** Start **

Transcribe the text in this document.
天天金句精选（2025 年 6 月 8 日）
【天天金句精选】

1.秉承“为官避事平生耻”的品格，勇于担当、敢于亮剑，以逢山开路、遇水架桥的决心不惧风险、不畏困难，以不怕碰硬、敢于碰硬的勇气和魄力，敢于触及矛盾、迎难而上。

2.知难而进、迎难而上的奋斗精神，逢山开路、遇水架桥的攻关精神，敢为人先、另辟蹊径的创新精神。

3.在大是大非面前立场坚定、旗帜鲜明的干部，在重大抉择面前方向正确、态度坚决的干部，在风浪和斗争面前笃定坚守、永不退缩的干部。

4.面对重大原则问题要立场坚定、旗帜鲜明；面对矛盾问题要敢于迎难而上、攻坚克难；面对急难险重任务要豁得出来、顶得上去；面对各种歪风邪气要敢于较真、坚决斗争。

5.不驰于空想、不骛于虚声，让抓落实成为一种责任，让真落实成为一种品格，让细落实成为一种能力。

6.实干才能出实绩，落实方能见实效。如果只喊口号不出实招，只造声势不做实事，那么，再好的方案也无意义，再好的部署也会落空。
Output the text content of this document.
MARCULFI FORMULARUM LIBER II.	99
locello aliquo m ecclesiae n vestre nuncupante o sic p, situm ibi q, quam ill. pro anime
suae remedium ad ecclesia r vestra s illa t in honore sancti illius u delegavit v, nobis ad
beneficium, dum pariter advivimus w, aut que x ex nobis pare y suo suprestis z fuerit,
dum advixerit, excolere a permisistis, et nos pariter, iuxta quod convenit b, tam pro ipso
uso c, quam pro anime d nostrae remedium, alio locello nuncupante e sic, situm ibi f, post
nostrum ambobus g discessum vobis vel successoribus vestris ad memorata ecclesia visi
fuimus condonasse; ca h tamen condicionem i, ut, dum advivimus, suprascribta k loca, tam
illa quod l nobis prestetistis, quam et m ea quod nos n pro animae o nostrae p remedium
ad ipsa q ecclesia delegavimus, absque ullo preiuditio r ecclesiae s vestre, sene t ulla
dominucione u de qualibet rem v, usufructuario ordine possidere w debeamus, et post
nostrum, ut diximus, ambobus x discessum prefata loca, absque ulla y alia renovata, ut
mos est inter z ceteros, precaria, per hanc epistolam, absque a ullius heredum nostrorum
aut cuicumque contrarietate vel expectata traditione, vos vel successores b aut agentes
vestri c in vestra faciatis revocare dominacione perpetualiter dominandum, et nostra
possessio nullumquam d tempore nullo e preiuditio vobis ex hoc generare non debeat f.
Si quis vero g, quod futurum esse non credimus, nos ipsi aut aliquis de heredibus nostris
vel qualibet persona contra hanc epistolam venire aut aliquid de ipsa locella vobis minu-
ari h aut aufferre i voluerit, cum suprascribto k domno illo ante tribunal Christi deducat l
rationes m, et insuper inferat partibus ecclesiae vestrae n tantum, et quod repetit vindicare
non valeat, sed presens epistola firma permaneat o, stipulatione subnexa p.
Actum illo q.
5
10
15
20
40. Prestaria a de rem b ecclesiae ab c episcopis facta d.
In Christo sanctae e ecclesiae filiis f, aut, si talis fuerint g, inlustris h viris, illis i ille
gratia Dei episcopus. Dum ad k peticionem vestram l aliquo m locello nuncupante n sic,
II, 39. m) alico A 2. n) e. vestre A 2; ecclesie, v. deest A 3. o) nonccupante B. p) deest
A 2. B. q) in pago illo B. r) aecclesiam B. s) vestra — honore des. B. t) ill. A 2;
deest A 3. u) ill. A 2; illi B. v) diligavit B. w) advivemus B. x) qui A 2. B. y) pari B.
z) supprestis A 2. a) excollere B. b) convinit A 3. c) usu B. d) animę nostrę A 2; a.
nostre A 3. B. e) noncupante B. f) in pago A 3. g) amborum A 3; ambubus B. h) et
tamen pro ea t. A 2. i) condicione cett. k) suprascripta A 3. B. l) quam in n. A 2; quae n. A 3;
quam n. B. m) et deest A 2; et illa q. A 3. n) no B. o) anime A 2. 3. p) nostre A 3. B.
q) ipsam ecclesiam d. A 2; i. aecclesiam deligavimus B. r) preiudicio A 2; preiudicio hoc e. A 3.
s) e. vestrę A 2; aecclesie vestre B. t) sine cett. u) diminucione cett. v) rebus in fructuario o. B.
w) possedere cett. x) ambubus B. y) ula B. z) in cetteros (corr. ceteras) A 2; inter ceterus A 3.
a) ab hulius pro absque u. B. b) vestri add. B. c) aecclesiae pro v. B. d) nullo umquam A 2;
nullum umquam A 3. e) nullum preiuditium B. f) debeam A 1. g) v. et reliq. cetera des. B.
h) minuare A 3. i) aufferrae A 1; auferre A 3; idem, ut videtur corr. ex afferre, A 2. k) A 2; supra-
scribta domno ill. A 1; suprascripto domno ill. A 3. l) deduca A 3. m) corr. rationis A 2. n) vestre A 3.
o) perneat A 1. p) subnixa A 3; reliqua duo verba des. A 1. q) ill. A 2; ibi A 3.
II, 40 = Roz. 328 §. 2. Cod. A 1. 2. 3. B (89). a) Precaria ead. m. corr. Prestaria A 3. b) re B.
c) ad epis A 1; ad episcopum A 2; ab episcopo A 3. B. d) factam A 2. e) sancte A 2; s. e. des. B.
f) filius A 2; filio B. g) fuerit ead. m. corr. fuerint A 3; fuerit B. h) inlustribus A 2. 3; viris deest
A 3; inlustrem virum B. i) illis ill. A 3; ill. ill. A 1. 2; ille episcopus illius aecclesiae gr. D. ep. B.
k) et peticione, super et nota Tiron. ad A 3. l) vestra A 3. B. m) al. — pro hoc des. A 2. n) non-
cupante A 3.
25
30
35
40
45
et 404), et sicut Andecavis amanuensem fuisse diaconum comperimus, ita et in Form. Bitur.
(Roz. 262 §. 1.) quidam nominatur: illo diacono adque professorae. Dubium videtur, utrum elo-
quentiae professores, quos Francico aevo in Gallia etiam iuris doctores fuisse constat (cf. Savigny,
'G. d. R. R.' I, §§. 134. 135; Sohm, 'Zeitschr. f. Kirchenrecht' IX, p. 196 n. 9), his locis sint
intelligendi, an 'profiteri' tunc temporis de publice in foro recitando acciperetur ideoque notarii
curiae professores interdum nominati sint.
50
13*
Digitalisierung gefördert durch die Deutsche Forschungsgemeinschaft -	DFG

** End **

* **SHORT TASK**
Your task is to transcribe the listing above in full, exactly as given.

* **TASK OUTPUT**
Transcribe the text in this document.
天天金句精选（2025 年 6 月 8 日）
【天天金句精选】

1.秉承“为官避事平生耻”的品格，勇于担当、敢于亮剑，以逢山开路、遇水架桥的决心不惧风险、不畏困难，以不怕碰硬、敢于碰硬的勇气和魄力，敢于触及矛盾、迎难而上。

2.知难而进、迎难而上的奋斗精神，逢山开路、遇水架桥的攻关精神，敢为人先、另辟蹊径的创新精神。

3.在大是大非面前立场坚定、旗帜鲜明的干部，在重大抉择面前方向正确、态度坚决的干部，在风浪和斗争面前笃定坚守、永不退缩的干部。

4.面对重大原则问题要立场坚定、旗帜鲜明；面对矛盾问题要敢于迎难而上、攻坚克难；面对急难险重任务要豁得出来、顶得上去；面对各种歪风邪气要敢于较真、坚决斗争。

5.不驰于空想、不骛于虚声，让抓落实成为一种责任，让真落实成为一种品格，让细落实成为一种能力。

6.实干才能出实绩，落实方能见实效。如果只喊口号不出实招，只造声势不做实事，那么，再好的方案也无意义，再好的部署也会落空。
Output the text content of this document.
MARCULFI FORMULARUM LIBER II.	99
locello aliquo m ecclesiae n vestre nuncupante o sic p, situm ibi q, quam ill. pro anime
suae remedium ad ecclesia r vestra s illa t in honore sancti illius u delegavit v, nobis ad
beneficium, dum pariter advivimus w, aut que x ex nobis pare y suo suprestis z fuerit,
dum advixerit, excolere a permisistis, et nos pariter, iuxta quod convenit b, tam pro ipso
uso c, quam pro anime d nostrae remedium, alio locello nuncupante e sic, situm ibi f, post
nostrum ambobus g discessum vobis vel successoribus vestris ad memorata ecclesia visi
fuimus condonasse; ca h tamen condicionem i, ut, dum advivimus, suprascribta k loca, tam
illa quod l nobis prestetistis, quam et m ea quod nos n pro animae o nostrae p remedium
ad ipsa q ecclesia delegavimus, absque ullo preiuditio r ecclesiae s vestre, sene t ulla
dominucione u de qualibet rem v, usufructuario ordine possidere w debeamus, et post
nostrum, ut diximus, ambobus x discessum prefata loca, absque ulla y alia renovata, ut
mos est inter z ceteros, precaria, per hanc epistolam, absque a ullius heredum nostrorum
aut cuicumque contrarietate vel expectata traditione, vos vel successores b aut agentes
vestri c in vestra faciatis revocare dominacione perpetualiter dominandum, et nostra
possessio nullumquam d tempore nullo e preiuditio vobis ex hoc generare non debeat f.
Si quis vero g, quod futurum esse non credimus, nos ipsi aut aliquis de heredibus nostris
vel qualibet persona contra hanc epistolam venire aut aliquid de ipsa locella vobis minu-
ari h aut aufferre i voluerit, cum suprascribto k domno illo ante tribunal Christi deducat l
rationes m, et insuper inferat partibus ecclesiae vestrae n tantum, et quod repetit vindicare
non valeat, sed presens epistola firma permaneat o, stipulatione subnexa p.
Actum illo q.
5
10
15
20
40. Prestaria a de rem b ecclesiae ab c episcopis facta d.
In Christo sanctae e ecclesiae filiis f, aut, si talis fuerint g, inlustris h viris, illis i ille
gratia Dei episcopus. Dum ad k peticionem vestram l aliquo m locello nuncupante n sic,
II, 39. m) alico A 2. n) e. vestre A 2; ecclesie, v. deest A 3. o) nonccupante B. p) deest
A 2. B. q) in pago illo B. r) aecclesiam B. s) vestra — honore des. B. t) ill. A 2;
deest A 3. u) ill. A 2; illi B. v) diligavit B. w) advivemus B. x) qui A 2. B. y) pari B.
z) supprestis A 2. a) excollere B. b) convinit A 3. c) usu B. d) animę nostrę A 2; a.
nostre A 3. B. e) noncupante B. f) in pago A 3. g) amborum A 3; ambubus B. h) et
tamen pro ea t. A 2. i) condicione cett. k) suprascripta A 3. B. l) quam in n. A 2; quae n. A 3;
quam n. B. m) et deest A 2; et illa q. A 3. n) no B. o) anime A 2. 3. p) nostre A 3. B.
q) ipsam ecclesiam d. A 2; i. aecclesiam deligavimus B. r) preiudicio A 2; preiudicio hoc e. A 3.
s) e. vestrę A 2; aecclesie vestre B. t) sine cett. u) diminucione cett. v) rebus in fructuario o. B.
w) possedere cett. x) ambubus B. y) ula B. z) in cetteros (corr. ceteras) A 2; inter ceterus A 3.
a) ab hulius pro absque u. B. b) vestri add. B. c) aecclesiae pro v. B. d) nullo umquam A 2;
nullum umquam A 3. e) nullum preiuditium B. f) debeam A 1. g) v. et reliq. cetera des. B.
h) minuare A 3. i) aufferrae A 1; auferre A 3; idem, ut videtur corr. ex afferre, A 2. k) A 2; supra-
scribta domno ill. A 1; suprascripto domno ill. A 3. l) deduca A 3. m) corr. rationis A 2. n) vestre A 3.
o) perneat A 1. p) subnixa A 3; reliqua duo verba des. A 1. q) ill. A 2; ibi A 3.
II, 40 = Roz. 328 §. 2. Cod. A 1. 2. 3. B (89). a) Precaria ead. m. corr. Prestaria A 3. b) re B.
c) ad epis A 1; ad episcopum A 2; ab episcopo A 3. B. d) factam A 2. e) sancte A 2; s. e. des. B.
f) filius A 2; filio B. g) fuerit ead. m. corr. fuerint A 3; fuerit B. h) inlustribus A 2. 3; viris deest
A 3; inlustrem virum B. i) illis ill. A 3; ill. ill. A 1. 2; ille episcopus illius aecclesiae gr. D. ep. B.
k) et peticione, super et nota Tiron. ad A 3. l) vestra A 3. B. m) al. — pro hoc des. A 2. n) non-
cupante A 3.
25
30
35
40
45
et 404), et sicut Andecavis amanuensem fuisse diaconum comperimus, ita et in Form. Bitur.
(Roz. 262 §. 1.) quidam nominatur: illo diacono adque professorae. Dubium videtur, utrum elo-
quentiae professores, quos Francico aevo in Gallia etiam iuris doctores fuisse constat (cf. Savigny,
'G. d. R. R.' I, §§. 134. 135; Sohm, 'Zeitschr. f. Kirchenrecht' IX, p. 196 n. 9), his locis sint
intelligendi, an 'profiteri' tunc temporis de publice in foro recitando acciperetur ideoque notarii
curiae professores interdum nominati sint.
50
13*
Digitalisierung gefördert durch die Deutsche Forschungsgemeinschaft -	DFG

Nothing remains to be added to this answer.